§ What is needed
Arrange the lines in each of the following items as a numbered list, leaving out any blank lines.

--- START OF Records supplied ---

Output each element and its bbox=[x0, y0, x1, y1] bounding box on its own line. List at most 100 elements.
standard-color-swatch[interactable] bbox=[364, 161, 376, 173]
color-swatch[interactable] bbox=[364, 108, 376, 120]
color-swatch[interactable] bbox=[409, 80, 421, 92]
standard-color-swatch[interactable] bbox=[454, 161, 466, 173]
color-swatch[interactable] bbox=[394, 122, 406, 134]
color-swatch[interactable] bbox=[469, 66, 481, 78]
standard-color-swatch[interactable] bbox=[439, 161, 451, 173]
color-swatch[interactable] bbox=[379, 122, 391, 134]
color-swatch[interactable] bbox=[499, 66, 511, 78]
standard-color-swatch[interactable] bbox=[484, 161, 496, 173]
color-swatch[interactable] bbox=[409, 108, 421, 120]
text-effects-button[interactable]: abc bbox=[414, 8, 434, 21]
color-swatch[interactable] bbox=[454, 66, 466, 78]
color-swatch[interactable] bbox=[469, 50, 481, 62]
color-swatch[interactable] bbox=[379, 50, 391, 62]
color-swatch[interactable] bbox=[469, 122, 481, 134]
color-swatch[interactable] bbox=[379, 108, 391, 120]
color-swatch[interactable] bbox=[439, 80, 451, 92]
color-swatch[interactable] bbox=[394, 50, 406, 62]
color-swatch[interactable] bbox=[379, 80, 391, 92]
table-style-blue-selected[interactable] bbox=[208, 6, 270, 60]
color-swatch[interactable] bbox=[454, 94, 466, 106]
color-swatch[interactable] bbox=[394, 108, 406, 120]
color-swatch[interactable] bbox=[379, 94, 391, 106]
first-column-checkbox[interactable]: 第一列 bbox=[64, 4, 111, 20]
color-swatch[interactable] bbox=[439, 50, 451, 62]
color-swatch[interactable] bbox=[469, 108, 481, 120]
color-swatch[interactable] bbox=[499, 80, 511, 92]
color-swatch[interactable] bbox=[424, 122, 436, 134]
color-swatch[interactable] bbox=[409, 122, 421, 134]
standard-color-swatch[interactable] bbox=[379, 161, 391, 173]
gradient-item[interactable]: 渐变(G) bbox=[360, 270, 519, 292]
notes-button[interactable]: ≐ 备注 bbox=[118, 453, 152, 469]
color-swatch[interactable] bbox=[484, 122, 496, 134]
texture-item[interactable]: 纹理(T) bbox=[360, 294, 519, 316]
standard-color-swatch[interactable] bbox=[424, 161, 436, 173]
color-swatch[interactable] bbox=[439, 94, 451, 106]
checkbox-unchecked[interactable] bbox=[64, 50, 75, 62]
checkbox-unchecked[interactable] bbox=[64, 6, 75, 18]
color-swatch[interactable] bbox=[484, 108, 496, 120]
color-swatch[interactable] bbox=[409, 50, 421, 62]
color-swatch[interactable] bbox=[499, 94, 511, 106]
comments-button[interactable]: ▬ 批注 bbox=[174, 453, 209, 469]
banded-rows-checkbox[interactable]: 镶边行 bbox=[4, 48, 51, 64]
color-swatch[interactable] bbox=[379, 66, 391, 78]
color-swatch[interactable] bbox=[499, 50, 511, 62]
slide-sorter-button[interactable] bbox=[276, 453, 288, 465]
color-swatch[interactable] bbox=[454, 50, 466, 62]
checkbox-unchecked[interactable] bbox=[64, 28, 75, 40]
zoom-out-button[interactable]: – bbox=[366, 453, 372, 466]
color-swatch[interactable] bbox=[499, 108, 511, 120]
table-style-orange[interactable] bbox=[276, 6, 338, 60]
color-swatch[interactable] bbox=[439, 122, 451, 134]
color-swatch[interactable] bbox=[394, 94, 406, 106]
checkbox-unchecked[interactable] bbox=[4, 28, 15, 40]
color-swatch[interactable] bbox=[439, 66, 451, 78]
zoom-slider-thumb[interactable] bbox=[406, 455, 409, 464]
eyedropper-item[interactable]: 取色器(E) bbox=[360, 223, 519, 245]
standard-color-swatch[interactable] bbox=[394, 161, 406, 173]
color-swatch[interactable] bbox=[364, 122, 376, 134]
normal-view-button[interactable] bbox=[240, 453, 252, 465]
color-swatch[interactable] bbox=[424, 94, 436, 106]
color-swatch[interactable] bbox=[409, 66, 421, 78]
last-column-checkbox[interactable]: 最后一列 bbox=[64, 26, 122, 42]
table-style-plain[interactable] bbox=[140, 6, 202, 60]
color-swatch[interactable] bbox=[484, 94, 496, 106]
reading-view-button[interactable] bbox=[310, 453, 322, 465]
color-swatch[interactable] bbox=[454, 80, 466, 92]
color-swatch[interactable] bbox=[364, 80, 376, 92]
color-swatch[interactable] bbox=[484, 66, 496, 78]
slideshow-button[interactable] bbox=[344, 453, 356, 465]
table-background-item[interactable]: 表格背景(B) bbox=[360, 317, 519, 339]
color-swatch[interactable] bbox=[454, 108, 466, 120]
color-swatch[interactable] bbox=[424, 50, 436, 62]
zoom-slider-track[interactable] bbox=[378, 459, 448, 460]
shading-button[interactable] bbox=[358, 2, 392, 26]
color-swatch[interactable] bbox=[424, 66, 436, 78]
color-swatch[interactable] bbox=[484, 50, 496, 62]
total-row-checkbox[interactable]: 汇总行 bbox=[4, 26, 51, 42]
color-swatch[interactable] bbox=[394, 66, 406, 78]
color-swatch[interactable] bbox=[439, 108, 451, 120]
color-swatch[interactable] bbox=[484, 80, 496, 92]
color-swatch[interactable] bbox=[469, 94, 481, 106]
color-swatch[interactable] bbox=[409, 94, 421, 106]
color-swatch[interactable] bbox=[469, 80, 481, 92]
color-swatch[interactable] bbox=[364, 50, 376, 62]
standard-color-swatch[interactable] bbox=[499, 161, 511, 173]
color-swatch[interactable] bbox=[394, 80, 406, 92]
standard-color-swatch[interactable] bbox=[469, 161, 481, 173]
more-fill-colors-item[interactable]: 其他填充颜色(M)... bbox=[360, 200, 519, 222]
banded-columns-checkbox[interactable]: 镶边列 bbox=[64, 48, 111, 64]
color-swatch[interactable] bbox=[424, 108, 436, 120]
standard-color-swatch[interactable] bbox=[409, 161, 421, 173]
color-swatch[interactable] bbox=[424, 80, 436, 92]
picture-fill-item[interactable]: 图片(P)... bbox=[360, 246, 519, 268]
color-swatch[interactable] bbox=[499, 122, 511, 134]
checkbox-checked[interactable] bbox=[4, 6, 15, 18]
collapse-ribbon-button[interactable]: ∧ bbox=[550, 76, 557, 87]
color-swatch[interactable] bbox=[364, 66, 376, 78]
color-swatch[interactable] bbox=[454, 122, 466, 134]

--- END OF Records supplied ---

§ Reply to the exercise
1. Output each element and its bbox=[x0, y0, x1, y1] bounding box on its own line. List at most 100 elements.
2. standard-color-swatch[interactable] bbox=[364, 161, 376, 173]
3. color-swatch[interactable] bbox=[364, 108, 376, 120]
4. color-swatch[interactable] bbox=[409, 80, 421, 92]
5. standard-color-swatch[interactable] bbox=[454, 161, 466, 173]
6. color-swatch[interactable] bbox=[394, 122, 406, 134]
7. color-swatch[interactable] bbox=[469, 66, 481, 78]
8. standard-color-swatch[interactable] bbox=[439, 161, 451, 173]
9. color-swatch[interactable] bbox=[379, 122, 391, 134]
10. color-swatch[interactable] bbox=[499, 66, 511, 78]
11. standard-color-swatch[interactable] bbox=[484, 161, 496, 173]
12. color-swatch[interactable] bbox=[409, 108, 421, 120]
13. text-effects-button[interactable]: abc bbox=[414, 8, 434, 21]
14. color-swatch[interactable] bbox=[454, 66, 466, 78]
15. color-swatch[interactable] bbox=[469, 50, 481, 62]
16. color-swatch[interactable] bbox=[379, 50, 391, 62]
17. color-swatch[interactable] bbox=[469, 122, 481, 134]
18. color-swatch[interactable] bbox=[379, 108, 391, 120]
19. color-swatch[interactable] bbox=[439, 80, 451, 92]
20. color-swatch[interactable] bbox=[394, 50, 406, 62]
21. color-swatch[interactable] bbox=[379, 80, 391, 92]
22. table-style-blue-selected[interactable] bbox=[208, 6, 270, 60]
23. color-swatch[interactable] bbox=[454, 94, 466, 106]
24. color-swatch[interactable] bbox=[394, 108, 406, 120]
25. color-swatch[interactable] bbox=[379, 94, 391, 106]
26. first-column-checkbox[interactable]: 第一列 bbox=[64, 4, 111, 20]
27. color-swatch[interactable] bbox=[439, 50, 451, 62]
28. color-swatch[interactable] bbox=[469, 108, 481, 120]
29. color-swatch[interactable] bbox=[499, 80, 511, 92]
30. color-swatch[interactable] bbox=[424, 122, 436, 134]
31. color-swatch[interactable] bbox=[409, 122, 421, 134]
32. standard-color-swatch[interactable] bbox=[379, 161, 391, 173]
33. gradient-item[interactable]: 渐变(G) bbox=[360, 270, 519, 292]
34. notes-button[interactable]: ≐ 备注 bbox=[118, 453, 152, 469]
35. color-swatch[interactable] bbox=[484, 122, 496, 134]
36. texture-item[interactable]: 纹理(T) bbox=[360, 294, 519, 316]
37. standard-color-swatch[interactable] bbox=[424, 161, 436, 173]
38. color-swatch[interactable] bbox=[439, 94, 451, 106]
39. checkbox-unchecked[interactable] bbox=[64, 50, 75, 62]
40. checkbox-unchecked[interactable] bbox=[64, 6, 75, 18]
41. color-swatch[interactable] bbox=[484, 108, 496, 120]
42. color-swatch[interactable] bbox=[409, 50, 421, 62]
43. color-swatch[interactable] bbox=[499, 94, 511, 106]
44. comments-button[interactable]: ▬ 批注 bbox=[174, 453, 209, 469]
45. banded-rows-checkbox[interactable]: 镶边行 bbox=[4, 48, 51, 64]
46. color-swatch[interactable] bbox=[379, 66, 391, 78]
47. color-swatch[interactable] bbox=[499, 50, 511, 62]
48. slide-sorter-button[interactable] bbox=[276, 453, 288, 465]
49. color-swatch[interactable] bbox=[454, 50, 466, 62]
50. checkbox-unchecked[interactable] bbox=[64, 28, 75, 40]
51. zoom-out-button[interactable]: – bbox=[366, 453, 372, 466]
52. color-swatch[interactable] bbox=[499, 108, 511, 120]
53. table-style-orange[interactable] bbox=[276, 6, 338, 60]
54. color-swatch[interactable] bbox=[439, 122, 451, 134]
55. color-swatch[interactable] bbox=[394, 94, 406, 106]
56. checkbox-unchecked[interactable] bbox=[4, 28, 15, 40]
57. color-swatch[interactable] bbox=[439, 66, 451, 78]
58. zoom-slider-thumb[interactable] bbox=[406, 455, 409, 464]
59. eyedropper-item[interactable]: 取色器(E) bbox=[360, 223, 519, 245]
60. standard-color-swatch[interactable] bbox=[394, 161, 406, 173]
61. color-swatch[interactable] bbox=[364, 122, 376, 134]
62. normal-view-button[interactable] bbox=[240, 453, 252, 465]
63. color-swatch[interactable] bbox=[424, 94, 436, 106]
64. color-swatch[interactable] bbox=[409, 66, 421, 78]
65. last-column-checkbox[interactable]: 最后一列 bbox=[64, 26, 122, 42]
66. table-style-plain[interactable] bbox=[140, 6, 202, 60]
67. color-swatch[interactable] bbox=[484, 94, 496, 106]
68. reading-view-button[interactable] bbox=[310, 453, 322, 465]
69. color-swatch[interactable] bbox=[454, 80, 466, 92]
70. color-swatch[interactable] bbox=[364, 80, 376, 92]
71. color-swatch[interactable] bbox=[484, 66, 496, 78]
72. slideshow-button[interactable] bbox=[344, 453, 356, 465]
73. table-background-item[interactable]: 表格背景(B) bbox=[360, 317, 519, 339]
74. color-swatch[interactable] bbox=[454, 108, 466, 120]
75. color-swatch[interactable] bbox=[424, 50, 436, 62]
76. zoom-slider-track[interactable] bbox=[378, 459, 448, 460]
77. shading-button[interactable] bbox=[358, 2, 392, 26]
78. color-swatch[interactable] bbox=[424, 66, 436, 78]
79. color-swatch[interactable] bbox=[484, 50, 496, 62]
80. total-row-checkbox[interactable]: 汇总行 bbox=[4, 26, 51, 42]
81. color-swatch[interactable] bbox=[394, 66, 406, 78]
82. color-swatch[interactable] bbox=[439, 108, 451, 120]
83. color-swatch[interactable] bbox=[484, 80, 496, 92]
84. color-swatch[interactable] bbox=[469, 94, 481, 106]
85. color-swatch[interactable] bbox=[409, 94, 421, 106]
86. color-swatch[interactable] bbox=[469, 80, 481, 92]
87. color-swatch[interactable] bbox=[364, 50, 376, 62]
88. standard-color-swatch[interactable] bbox=[499, 161, 511, 173]
89. color-swatch[interactable] bbox=[394, 80, 406, 92]
90. standard-color-swatch[interactable] bbox=[469, 161, 481, 173]
91. more-fill-colors-item[interactable]: 其他填充颜色(M)... bbox=[360, 200, 519, 222]
92. banded-columns-checkbox[interactable]: 镶边列 bbox=[64, 48, 111, 64]
93. color-swatch[interactable] bbox=[424, 108, 436, 120]
94. standard-color-swatch[interactable] bbox=[409, 161, 421, 173]
95. color-swatch[interactable] bbox=[424, 80, 436, 92]
96. picture-fill-item[interactable]: 图片(P)... bbox=[360, 246, 519, 268]
97. color-swatch[interactable] bbox=[499, 122, 511, 134]
98. checkbox-checked[interactable] bbox=[4, 6, 15, 18]
99. collapse-ribbon-button[interactable]: ∧ bbox=[550, 76, 557, 87]
100. color-swatch[interactable] bbox=[364, 66, 376, 78]
101. color-swatch[interactable] bbox=[454, 122, 466, 134]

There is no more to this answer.